*WHAT TO WORK ON*:
All of the data below must be repeated exactly.

# START OF GIVEN DATA

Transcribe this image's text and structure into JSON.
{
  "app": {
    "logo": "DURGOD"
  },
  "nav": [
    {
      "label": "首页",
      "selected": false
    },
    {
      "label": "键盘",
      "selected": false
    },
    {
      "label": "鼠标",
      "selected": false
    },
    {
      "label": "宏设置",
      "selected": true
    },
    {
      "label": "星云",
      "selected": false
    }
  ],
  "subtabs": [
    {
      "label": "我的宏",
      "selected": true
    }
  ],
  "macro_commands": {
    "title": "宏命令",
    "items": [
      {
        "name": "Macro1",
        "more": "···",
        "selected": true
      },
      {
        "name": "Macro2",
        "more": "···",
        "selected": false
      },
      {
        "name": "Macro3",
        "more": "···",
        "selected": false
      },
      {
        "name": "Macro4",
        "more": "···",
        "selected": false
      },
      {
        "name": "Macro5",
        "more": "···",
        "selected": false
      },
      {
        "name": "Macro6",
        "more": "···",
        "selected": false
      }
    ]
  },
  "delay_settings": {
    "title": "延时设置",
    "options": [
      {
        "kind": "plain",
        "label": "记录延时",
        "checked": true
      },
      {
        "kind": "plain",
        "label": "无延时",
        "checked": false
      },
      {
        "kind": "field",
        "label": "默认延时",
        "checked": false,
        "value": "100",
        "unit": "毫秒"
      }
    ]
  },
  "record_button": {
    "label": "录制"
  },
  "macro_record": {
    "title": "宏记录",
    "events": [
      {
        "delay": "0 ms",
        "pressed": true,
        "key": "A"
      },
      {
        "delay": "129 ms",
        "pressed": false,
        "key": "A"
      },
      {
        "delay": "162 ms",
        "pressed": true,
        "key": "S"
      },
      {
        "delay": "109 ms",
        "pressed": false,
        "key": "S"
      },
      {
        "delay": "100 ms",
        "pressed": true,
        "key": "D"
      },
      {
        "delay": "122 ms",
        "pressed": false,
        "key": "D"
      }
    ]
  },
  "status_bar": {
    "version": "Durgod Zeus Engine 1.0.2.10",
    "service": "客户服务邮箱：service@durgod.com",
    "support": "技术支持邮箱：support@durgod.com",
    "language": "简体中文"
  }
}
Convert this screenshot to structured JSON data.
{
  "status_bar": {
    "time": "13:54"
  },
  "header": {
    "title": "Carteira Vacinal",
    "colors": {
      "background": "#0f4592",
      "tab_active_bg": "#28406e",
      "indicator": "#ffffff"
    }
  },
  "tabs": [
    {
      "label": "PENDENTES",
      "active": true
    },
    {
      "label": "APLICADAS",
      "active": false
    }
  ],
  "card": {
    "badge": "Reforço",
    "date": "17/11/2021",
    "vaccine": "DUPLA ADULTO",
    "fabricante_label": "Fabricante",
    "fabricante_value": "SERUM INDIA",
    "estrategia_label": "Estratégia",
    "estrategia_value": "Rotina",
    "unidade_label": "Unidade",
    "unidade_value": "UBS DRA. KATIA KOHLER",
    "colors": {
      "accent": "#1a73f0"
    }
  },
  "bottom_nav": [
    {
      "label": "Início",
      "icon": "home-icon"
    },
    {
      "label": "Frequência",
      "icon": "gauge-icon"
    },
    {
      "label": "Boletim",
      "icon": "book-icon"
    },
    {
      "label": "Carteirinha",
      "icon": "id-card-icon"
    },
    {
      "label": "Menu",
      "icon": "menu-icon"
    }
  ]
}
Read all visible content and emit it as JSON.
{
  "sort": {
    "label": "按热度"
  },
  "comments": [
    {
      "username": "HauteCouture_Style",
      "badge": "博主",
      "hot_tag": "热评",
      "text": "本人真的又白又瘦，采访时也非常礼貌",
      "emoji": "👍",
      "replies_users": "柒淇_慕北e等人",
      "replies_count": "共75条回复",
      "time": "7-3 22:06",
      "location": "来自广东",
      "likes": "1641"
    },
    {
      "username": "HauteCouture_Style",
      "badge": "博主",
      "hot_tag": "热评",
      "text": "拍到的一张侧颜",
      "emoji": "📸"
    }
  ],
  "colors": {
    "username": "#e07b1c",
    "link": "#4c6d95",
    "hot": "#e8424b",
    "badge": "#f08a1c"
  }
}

# END OF GIVEN DATA

*RESPONSE*:
Transcribe this image's text and structure into JSON.
{
  "app": {
    "logo": "DURGOD"
  },
  "nav": [
    {
      "label": "首页",
      "selected": false
    },
    {
      "label": "键盘",
      "selected": false
    },
    {
      "label": "鼠标",
      "selected": false
    },
    {
      "label": "宏设置",
      "selected": true
    },
    {
      "label": "星云",
      "selected": false
    }
  ],
  "subtabs": [
    {
      "label": "我的宏",
      "selected": true
    }
  ],
  "macro_commands": {
    "title": "宏命令",
    "items": [
      {
        "name": "Macro1",
        "more": "···",
        "selected": true
      },
      {
        "name": "Macro2",
        "more": "···",
        "selected": false
      },
      {
        "name": "Macro3",
        "more": "···",
        "selected": false
      },
      {
        "name": "Macro4",
        "more": "···",
        "selected": false
      },
      {
        "name": "Macro5",
        "more": "···",
        "selected": false
      },
      {
        "name": "Macro6",
        "more": "···",
        "selected": false
      }
    ]
  },
  "delay_settings": {
    "title": "延时设置",
    "options": [
      {
        "kind": "plain",
        "label": "记录延时",
        "checked": true
      },
      {
        "kind": "plain",
        "label": "无延时",
        "checked": false
      },
      {
        "kind": "field",
        "label": "默认延时",
        "checked": false,
        "value": "100",
        "unit": "毫秒"
      }
    ]
  },
  "record_button": {
    "label": "录制"
  },
  "macro_record": {
    "title": "宏记录",
    "events": [
      {
        "delay": "0 ms",
        "pressed": true,
        "key": "A"
      },
      {
        "delay": "129 ms",
        "pressed": false,
        "key": "A"
      },
      {
        "delay": "162 ms",
        "pressed": true,
        "key": "S"
      },
      {
        "delay": "109 ms",
        "pressed": false,
        "key": "S"
      },
      {
        "delay": "100 ms",
        "pressed": true,
        "key": "D"
      },
      {
        "delay": "122 ms",
        "pressed": false,
        "key": "D"
      }
    ]
  },
  "status_bar": {
    "version": "Durgod Zeus Engine 1.0.2.10",
    "service": "客户服务邮箱：service@durgod.com",
    "support": "技术支持邮箱：support@durgod.com",
    "language": "简体中文"
  }
}
Convert this screenshot to structured JSON data.
{
  "status_bar": {
    "time": "13:54"
  },
  "header": {
    "title": "Carteira Vacinal",
    "colors": {
      "background": "#0f4592",
      "tab_active_bg": "#28406e",
      "indicator": "#ffffff"
    }
  },
  "tabs": [
    {
      "label": "PENDENTES",
      "active": true
    },
    {
      "label": "APLICADAS",
      "active": false
    }
  ],
  "card": {
    "badge": "Reforço",
    "date": "17/11/2021",
    "vaccine": "DUPLA ADULTO",
    "fabricante_label": "Fabricante",
    "fabricante_value": "SERUM INDIA",
    "estrategia_label": "Estratégia",
    "estrategia_value": "Rotina",
    "unidade_label": "Unidade",
    "unidade_value": "UBS DRA. KATIA KOHLER",
    "colors": {
      "accent": "#1a73f0"
    }
  },
  "bottom_nav": [
    {
      "label": "Início",
      "icon": "home-icon"
    },
    {
      "label": "Frequência",
      "icon": "gauge-icon"
    },
    {
      "label": "Boletim",
      "icon": "book-icon"
    },
    {
      "label": "Carteirinha",
      "icon": "id-card-icon"
    },
    {
      "label": "Menu",
      "icon": "menu-icon"
    }
  ]
}
Read all visible content and emit it as JSON.
{
  "sort": {
    "label": "按热度"
  },
  "comments": [
    {
      "username": "HauteCouture_Style",
      "badge": "博主",
      "hot_tag": "热评",
      "text": "本人真的又白又瘦，采访时也非常礼貌",
      "emoji": "👍",
      "replies_users": "柒淇_慕北e等人",
      "replies_count": "共75条回复",
      "time": "7-3 22:06",
      "location": "来自广东",
      "likes": "1641"
    },
    {
      "username": "HauteCouture_Style",
      "badge": "博主",
      "hot_tag": "热评",
      "text": "拍到的一张侧颜",
      "emoji": "📸"
    }
  ],
  "colors": {
    "username": "#e07b1c",
    "link": "#4c6d95",
    "hot": "#e8424b",
    "badge": "#f08a1c"
  }
}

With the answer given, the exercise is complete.